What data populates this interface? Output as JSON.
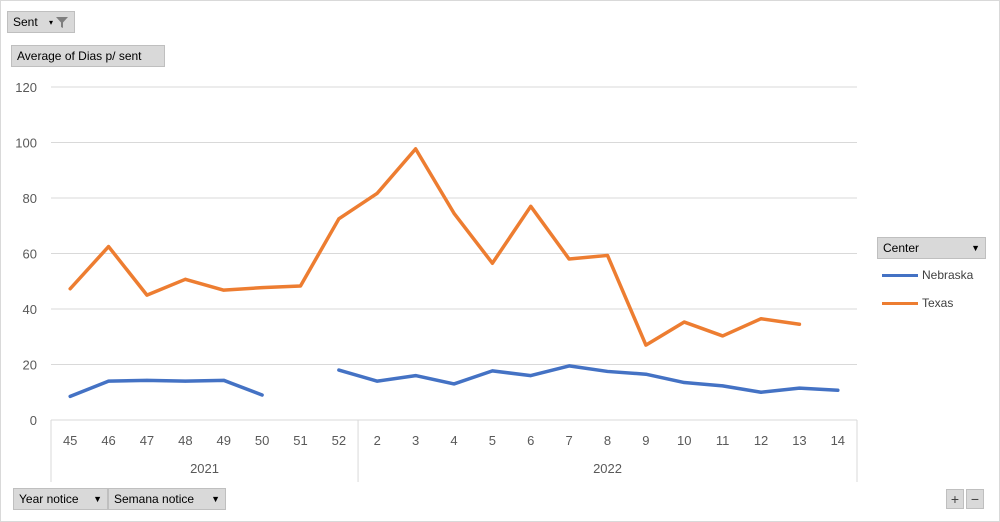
{
  "filter_button": {
    "label": "Sent"
  },
  "value_button": {
    "label": "Average of Dias p/ sent"
  },
  "axis_buttons": [
    {
      "label": "Year notice"
    },
    {
      "label": "Semana notice"
    }
  ],
  "legend": {
    "title": "Center"
  },
  "zoom": {
    "plus": "+",
    "minus": "−"
  },
  "colors": {
    "Nebraska": "#4472C4",
    "Texas": "#ED7D31",
    "grid": "#d9d9d9"
  },
  "chart_data": {
    "type": "line",
    "categories": [
      "45",
      "46",
      "47",
      "48",
      "49",
      "50",
      "51",
      "52",
      "2",
      "3",
      "4",
      "5",
      "6",
      "7",
      "8",
      "9",
      "10",
      "11",
      "12",
      "13",
      "14"
    ],
    "groups": [
      {
        "label": "2021",
        "count": 8
      },
      {
        "label": "2022",
        "count": 13
      }
    ],
    "ylim": [
      0,
      120
    ],
    "yticks": [
      0,
      20,
      40,
      60,
      80,
      100,
      120
    ],
    "grid": true,
    "legend_position": "right",
    "series": [
      {
        "name": "Nebraska",
        "values": [
          8.5,
          14,
          14.3,
          14,
          14.3,
          9,
          null,
          18,
          14,
          16,
          13,
          17.7,
          16,
          19.5,
          17.5,
          16.5,
          13.5,
          12.3,
          10,
          11.5,
          10.7
        ]
      },
      {
        "name": "Texas",
        "values": [
          47.3,
          62.5,
          45,
          50.7,
          46.8,
          47.7,
          48.3,
          72.5,
          81.7,
          97.7,
          74.5,
          56.5,
          77,
          58,
          59.3,
          27,
          35.3,
          30.3,
          36.5,
          34.5,
          null
        ]
      }
    ]
  }
}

= = = = = = =

Exercise: Pick out and copy the lines of the material that include the word "notice".

Result of the exercise:
      "label": "Year notice"
      "label": "Semana notice"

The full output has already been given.